What is being asked:
Copy out all lines that hold "pięć".

============

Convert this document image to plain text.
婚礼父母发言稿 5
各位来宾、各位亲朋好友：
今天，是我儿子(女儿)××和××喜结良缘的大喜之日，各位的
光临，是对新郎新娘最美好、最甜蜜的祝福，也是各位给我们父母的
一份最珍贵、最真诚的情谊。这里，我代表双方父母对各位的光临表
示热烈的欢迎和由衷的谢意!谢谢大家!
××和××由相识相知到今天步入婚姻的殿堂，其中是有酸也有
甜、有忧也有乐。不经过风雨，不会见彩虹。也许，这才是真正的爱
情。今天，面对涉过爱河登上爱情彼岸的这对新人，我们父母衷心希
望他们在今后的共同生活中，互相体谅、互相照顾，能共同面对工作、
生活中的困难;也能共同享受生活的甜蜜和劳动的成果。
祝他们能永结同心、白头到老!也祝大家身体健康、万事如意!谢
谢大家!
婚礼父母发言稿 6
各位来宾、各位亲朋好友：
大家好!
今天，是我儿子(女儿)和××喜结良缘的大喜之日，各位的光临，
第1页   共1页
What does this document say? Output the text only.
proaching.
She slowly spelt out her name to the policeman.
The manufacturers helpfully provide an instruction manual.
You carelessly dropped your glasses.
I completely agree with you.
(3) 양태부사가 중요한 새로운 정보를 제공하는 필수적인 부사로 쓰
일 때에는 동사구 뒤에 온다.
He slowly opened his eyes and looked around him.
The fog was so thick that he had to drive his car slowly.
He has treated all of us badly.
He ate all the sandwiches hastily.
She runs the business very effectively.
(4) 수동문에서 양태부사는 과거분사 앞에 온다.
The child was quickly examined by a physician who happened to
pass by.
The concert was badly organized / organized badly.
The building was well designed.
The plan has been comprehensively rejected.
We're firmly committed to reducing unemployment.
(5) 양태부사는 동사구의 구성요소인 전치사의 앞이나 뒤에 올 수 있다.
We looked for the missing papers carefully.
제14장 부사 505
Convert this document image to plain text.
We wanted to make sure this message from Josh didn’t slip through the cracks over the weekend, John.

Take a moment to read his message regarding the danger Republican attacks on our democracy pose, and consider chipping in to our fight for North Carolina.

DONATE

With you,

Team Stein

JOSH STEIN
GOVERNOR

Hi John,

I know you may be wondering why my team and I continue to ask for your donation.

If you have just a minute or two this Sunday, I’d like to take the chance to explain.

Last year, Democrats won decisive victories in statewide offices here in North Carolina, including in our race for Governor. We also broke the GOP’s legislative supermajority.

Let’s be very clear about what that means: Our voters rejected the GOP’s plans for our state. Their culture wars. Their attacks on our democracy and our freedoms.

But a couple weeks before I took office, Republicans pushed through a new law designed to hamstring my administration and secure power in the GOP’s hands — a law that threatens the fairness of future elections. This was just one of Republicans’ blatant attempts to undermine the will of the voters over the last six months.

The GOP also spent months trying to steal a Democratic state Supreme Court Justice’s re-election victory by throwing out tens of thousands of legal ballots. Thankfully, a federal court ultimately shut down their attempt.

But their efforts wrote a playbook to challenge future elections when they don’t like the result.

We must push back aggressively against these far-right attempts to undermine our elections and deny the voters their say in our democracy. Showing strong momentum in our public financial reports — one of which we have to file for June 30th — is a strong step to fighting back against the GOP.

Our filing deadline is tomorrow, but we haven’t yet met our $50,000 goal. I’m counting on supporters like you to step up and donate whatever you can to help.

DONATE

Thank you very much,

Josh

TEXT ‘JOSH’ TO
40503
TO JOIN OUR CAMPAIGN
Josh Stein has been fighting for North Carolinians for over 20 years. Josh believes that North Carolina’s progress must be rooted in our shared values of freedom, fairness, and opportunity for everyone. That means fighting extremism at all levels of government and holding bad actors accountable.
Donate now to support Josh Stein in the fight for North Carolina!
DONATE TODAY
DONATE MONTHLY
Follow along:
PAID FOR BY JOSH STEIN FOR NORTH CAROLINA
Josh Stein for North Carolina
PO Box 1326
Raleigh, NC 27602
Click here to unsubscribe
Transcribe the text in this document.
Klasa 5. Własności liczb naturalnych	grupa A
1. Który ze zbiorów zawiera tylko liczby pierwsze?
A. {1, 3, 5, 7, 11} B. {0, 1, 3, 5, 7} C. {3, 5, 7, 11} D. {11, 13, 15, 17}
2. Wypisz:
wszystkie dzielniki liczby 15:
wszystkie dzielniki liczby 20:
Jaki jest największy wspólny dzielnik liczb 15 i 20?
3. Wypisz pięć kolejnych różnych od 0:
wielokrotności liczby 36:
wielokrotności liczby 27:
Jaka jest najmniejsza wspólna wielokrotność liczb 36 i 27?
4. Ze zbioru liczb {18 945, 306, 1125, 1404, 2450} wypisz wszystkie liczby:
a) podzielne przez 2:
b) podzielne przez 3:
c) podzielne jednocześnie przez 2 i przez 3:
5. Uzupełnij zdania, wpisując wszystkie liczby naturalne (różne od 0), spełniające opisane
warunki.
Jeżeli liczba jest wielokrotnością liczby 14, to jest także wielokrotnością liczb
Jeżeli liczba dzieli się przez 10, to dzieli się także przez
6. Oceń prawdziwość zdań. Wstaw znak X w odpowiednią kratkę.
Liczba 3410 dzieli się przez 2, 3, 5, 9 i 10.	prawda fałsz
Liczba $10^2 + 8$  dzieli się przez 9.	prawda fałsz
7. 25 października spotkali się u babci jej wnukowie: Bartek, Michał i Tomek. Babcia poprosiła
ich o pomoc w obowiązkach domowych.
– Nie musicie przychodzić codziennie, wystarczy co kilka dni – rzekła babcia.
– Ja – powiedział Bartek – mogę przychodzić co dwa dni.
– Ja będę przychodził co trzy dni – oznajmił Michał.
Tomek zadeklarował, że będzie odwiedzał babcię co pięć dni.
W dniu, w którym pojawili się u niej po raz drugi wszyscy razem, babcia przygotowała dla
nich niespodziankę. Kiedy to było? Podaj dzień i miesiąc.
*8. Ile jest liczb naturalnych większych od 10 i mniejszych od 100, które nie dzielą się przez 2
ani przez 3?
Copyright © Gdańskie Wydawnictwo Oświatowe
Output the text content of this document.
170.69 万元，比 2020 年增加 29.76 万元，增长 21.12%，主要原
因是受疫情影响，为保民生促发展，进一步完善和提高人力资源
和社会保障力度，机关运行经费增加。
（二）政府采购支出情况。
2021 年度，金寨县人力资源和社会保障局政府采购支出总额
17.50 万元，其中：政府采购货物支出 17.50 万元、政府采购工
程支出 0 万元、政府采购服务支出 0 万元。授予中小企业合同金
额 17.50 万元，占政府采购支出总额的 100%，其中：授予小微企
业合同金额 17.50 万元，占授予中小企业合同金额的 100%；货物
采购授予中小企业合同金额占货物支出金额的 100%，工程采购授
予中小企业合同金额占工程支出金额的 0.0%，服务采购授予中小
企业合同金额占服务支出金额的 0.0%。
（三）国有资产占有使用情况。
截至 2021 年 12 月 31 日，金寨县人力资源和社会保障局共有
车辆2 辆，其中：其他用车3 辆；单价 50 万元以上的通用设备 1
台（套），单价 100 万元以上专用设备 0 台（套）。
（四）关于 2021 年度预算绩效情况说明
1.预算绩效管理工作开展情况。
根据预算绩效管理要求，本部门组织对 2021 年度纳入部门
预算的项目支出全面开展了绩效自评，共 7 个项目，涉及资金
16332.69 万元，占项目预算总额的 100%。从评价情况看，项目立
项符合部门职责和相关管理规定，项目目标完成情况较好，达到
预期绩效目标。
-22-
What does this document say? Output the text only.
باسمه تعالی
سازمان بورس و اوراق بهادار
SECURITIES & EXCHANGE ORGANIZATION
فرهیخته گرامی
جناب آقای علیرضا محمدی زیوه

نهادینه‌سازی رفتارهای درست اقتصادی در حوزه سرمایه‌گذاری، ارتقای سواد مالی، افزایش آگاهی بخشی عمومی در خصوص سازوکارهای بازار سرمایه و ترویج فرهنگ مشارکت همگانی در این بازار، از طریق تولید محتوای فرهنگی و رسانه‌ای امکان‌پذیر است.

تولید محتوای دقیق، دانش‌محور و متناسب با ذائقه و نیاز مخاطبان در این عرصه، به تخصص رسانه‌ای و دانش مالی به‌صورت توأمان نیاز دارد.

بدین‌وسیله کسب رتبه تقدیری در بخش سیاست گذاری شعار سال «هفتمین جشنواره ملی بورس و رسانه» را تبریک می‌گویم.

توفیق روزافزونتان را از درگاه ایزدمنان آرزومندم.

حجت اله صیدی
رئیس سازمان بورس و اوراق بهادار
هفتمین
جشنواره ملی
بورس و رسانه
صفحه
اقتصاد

============

Written response:
3. Wypisz pięć kolejnych różnych od 0:
Tomek zadeklarował, że będzie odwiedzał babcię co pięć dni.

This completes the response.